- [Provided information]

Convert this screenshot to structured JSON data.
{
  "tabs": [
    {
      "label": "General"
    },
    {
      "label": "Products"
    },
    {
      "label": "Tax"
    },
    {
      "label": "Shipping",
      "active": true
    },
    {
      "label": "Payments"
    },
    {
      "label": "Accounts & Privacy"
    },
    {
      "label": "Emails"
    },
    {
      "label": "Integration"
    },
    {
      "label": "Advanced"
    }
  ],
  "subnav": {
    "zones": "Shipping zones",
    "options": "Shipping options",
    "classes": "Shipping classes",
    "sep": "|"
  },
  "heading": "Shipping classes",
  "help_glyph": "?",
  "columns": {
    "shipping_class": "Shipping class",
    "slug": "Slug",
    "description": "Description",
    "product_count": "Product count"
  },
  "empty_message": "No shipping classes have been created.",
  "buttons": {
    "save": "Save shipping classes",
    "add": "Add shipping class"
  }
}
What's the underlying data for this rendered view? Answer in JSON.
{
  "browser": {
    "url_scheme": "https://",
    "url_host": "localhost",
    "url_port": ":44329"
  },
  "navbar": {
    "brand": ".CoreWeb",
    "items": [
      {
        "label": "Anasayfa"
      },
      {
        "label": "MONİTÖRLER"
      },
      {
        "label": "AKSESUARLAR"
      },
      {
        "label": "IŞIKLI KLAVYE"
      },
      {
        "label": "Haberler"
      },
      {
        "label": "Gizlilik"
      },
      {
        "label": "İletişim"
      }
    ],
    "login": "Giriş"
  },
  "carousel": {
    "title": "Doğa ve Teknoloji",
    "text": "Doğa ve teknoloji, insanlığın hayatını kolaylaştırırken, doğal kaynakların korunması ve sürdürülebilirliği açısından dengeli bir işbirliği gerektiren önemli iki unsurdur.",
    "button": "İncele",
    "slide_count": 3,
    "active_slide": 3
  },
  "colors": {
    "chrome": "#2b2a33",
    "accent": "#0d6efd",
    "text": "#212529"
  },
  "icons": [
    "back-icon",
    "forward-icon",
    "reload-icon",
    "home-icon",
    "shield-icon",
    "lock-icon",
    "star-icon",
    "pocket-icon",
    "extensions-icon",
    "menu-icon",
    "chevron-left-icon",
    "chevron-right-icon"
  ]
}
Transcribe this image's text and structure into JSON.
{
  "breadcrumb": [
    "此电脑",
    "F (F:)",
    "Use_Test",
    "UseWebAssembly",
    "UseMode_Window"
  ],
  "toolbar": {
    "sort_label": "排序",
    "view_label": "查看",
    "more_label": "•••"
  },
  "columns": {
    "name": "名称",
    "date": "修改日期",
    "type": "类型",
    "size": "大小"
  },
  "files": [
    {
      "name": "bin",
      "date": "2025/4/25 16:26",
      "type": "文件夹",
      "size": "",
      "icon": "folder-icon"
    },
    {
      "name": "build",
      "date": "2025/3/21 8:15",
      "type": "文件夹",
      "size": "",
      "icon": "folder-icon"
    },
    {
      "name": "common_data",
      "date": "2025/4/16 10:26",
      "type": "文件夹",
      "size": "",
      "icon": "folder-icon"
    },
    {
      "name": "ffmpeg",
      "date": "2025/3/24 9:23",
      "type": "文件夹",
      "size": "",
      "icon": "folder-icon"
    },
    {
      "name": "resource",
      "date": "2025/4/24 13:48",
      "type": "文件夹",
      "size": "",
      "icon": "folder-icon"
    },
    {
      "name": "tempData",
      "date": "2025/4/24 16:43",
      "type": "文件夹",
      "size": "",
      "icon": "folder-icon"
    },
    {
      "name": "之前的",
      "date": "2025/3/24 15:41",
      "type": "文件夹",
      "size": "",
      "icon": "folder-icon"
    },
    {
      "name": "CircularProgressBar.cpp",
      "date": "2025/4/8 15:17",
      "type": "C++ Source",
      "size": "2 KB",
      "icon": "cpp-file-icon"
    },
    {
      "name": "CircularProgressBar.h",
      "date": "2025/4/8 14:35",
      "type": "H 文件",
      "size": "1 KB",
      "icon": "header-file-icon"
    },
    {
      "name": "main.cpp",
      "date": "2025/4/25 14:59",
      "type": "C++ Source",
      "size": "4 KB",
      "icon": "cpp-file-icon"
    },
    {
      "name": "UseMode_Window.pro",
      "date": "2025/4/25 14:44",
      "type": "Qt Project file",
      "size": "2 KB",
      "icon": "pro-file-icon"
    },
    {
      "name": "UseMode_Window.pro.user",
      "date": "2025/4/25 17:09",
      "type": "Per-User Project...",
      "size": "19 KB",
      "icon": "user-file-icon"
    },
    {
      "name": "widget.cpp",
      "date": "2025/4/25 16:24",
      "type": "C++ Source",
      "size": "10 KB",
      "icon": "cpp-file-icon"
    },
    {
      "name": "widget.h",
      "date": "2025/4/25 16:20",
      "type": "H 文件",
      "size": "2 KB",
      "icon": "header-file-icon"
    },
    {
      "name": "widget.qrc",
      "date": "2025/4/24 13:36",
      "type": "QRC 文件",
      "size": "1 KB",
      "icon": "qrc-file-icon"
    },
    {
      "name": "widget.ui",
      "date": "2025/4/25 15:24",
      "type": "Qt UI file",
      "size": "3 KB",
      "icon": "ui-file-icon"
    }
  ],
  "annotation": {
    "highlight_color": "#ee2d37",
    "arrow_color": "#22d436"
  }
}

- [Exercise requirements]
Generate an exact reproduction of all entries.

- [Worked answer]
Convert this screenshot to structured JSON data.
{
  "tabs": [
    {
      "label": "General"
    },
    {
      "label": "Products"
    },
    {
      "label": "Tax"
    },
    {
      "label": "Shipping",
      "active": true
    },
    {
      "label": "Payments"
    },
    {
      "label": "Accounts & Privacy"
    },
    {
      "label": "Emails"
    },
    {
      "label": "Integration"
    },
    {
      "label": "Advanced"
    }
  ],
  "subnav": {
    "zones": "Shipping zones",
    "options": "Shipping options",
    "classes": "Shipping classes",
    "sep": "|"
  },
  "heading": "Shipping classes",
  "help_glyph": "?",
  "columns": {
    "shipping_class": "Shipping class",
    "slug": "Slug",
    "description": "Description",
    "product_count": "Product count"
  },
  "empty_message": "No shipping classes have been created.",
  "buttons": {
    "save": "Save shipping classes",
    "add": "Add shipping class"
  }
}
What's the underlying data for this rendered view? Answer in JSON.
{
  "browser": {
    "url_scheme": "https://",
    "url_host": "localhost",
    "url_port": ":44329"
  },
  "navbar": {
    "brand": ".CoreWeb",
    "items": [
      {
        "label": "Anasayfa"
      },
      {
        "label": "MONİTÖRLER"
      },
      {
        "label": "AKSESUARLAR"
      },
      {
        "label": "IŞIKLI KLAVYE"
      },
      {
        "label": "Haberler"
      },
      {
        "label": "Gizlilik"
      },
      {
        "label": "İletişim"
      }
    ],
    "login": "Giriş"
  },
  "carousel": {
    "title": "Doğa ve Teknoloji",
    "text": "Doğa ve teknoloji, insanlığın hayatını kolaylaştırırken, doğal kaynakların korunması ve sürdürülebilirliği açısından dengeli bir işbirliği gerektiren önemli iki unsurdur.",
    "button": "İncele",
    "slide_count": 3,
    "active_slide": 3
  },
  "colors": {
    "chrome": "#2b2a33",
    "accent": "#0d6efd",
    "text": "#212529"
  },
  "icons": [
    "back-icon",
    "forward-icon",
    "reload-icon",
    "home-icon",
    "shield-icon",
    "lock-icon",
    "star-icon",
    "pocket-icon",
    "extensions-icon",
    "menu-icon",
    "chevron-left-icon",
    "chevron-right-icon"
  ]
}
Transcribe this image's text and structure into JSON.
{
  "breadcrumb": [
    "此电脑",
    "F (F:)",
    "Use_Test",
    "UseWebAssembly",
    "UseMode_Window"
  ],
  "toolbar": {
    "sort_label": "排序",
    "view_label": "查看",
    "more_label": "•••"
  },
  "columns": {
    "name": "名称",
    "date": "修改日期",
    "type": "类型",
    "size": "大小"
  },
  "files": [
    {
      "name": "bin",
      "date": "2025/4/25 16:26",
      "type": "文件夹",
      "size": "",
      "icon": "folder-icon"
    },
    {
      "name": "build",
      "date": "2025/3/21 8:15",
      "type": "文件夹",
      "size": "",
      "icon": "folder-icon"
    },
    {
      "name": "common_data",
      "date": "2025/4/16 10:26",
      "type": "文件夹",
      "size": "",
      "icon": "folder-icon"
    },
    {
      "name": "ffmpeg",
      "date": "2025/3/24 9:23",
      "type": "文件夹",
      "size": "",
      "icon": "folder-icon"
    },
    {
      "name": "resource",
      "date": "2025/4/24 13:48",
      "type": "文件夹",
      "size": "",
      "icon": "folder-icon"
    },
    {
      "name": "tempData",
      "date": "2025/4/24 16:43",
      "type": "文件夹",
      "size": "",
      "icon": "folder-icon"
    },
    {
      "name": "之前的",
      "date": "2025/3/24 15:41",
      "type": "文件夹",
      "size": "",
      "icon": "folder-icon"
    },
    {
      "name": "CircularProgressBar.cpp",
      "date": "2025/4/8 15:17",
      "type": "C++ Source",
      "size": "2 KB",
      "icon": "cpp-file-icon"
    },
    {
      "name": "CircularProgressBar.h",
      "date": "2025/4/8 14:35",
      "type": "H 文件",
      "size": "1 KB",
      "icon": "header-file-icon"
    },
    {
      "name": "main.cpp",
      "date": "2025/4/25 14:59",
      "type": "C++ Source",
      "size": "4 KB",
      "icon": "cpp-file-icon"
    },
    {
      "name": "UseMode_Window.pro",
      "date": "2025/4/25 14:44",
      "type": "Qt Project file",
      "size": "2 KB",
      "icon": "pro-file-icon"
    },
    {
      "name": "UseMode_Window.pro.user",
      "date": "2025/4/25 17:09",
      "type": "Per-User Project...",
      "size": "19 KB",
      "icon": "user-file-icon"
    },
    {
      "name": "widget.cpp",
      "date": "2025/4/25 16:24",
      "type": "C++ Source",
      "size": "10 KB",
      "icon": "cpp-file-icon"
    },
    {
      "name": "widget.h",
      "date": "2025/4/25 16:20",
      "type": "H 文件",
      "size": "2 KB",
      "icon": "header-file-icon"
    },
    {
      "name": "widget.qrc",
      "date": "2025/4/24 13:36",
      "type": "QRC 文件",
      "size": "1 KB",
      "icon": "qrc-file-icon"
    },
    {
      "name": "widget.ui",
      "date": "2025/4/25 15:24",
      "type": "Qt UI file",
      "size": "3 KB",
      "icon": "ui-file-icon"
    }
  ],
  "annotation": {
    "highlight_color": "#ee2d37",
    "arrow_color": "#22d436"
  }
}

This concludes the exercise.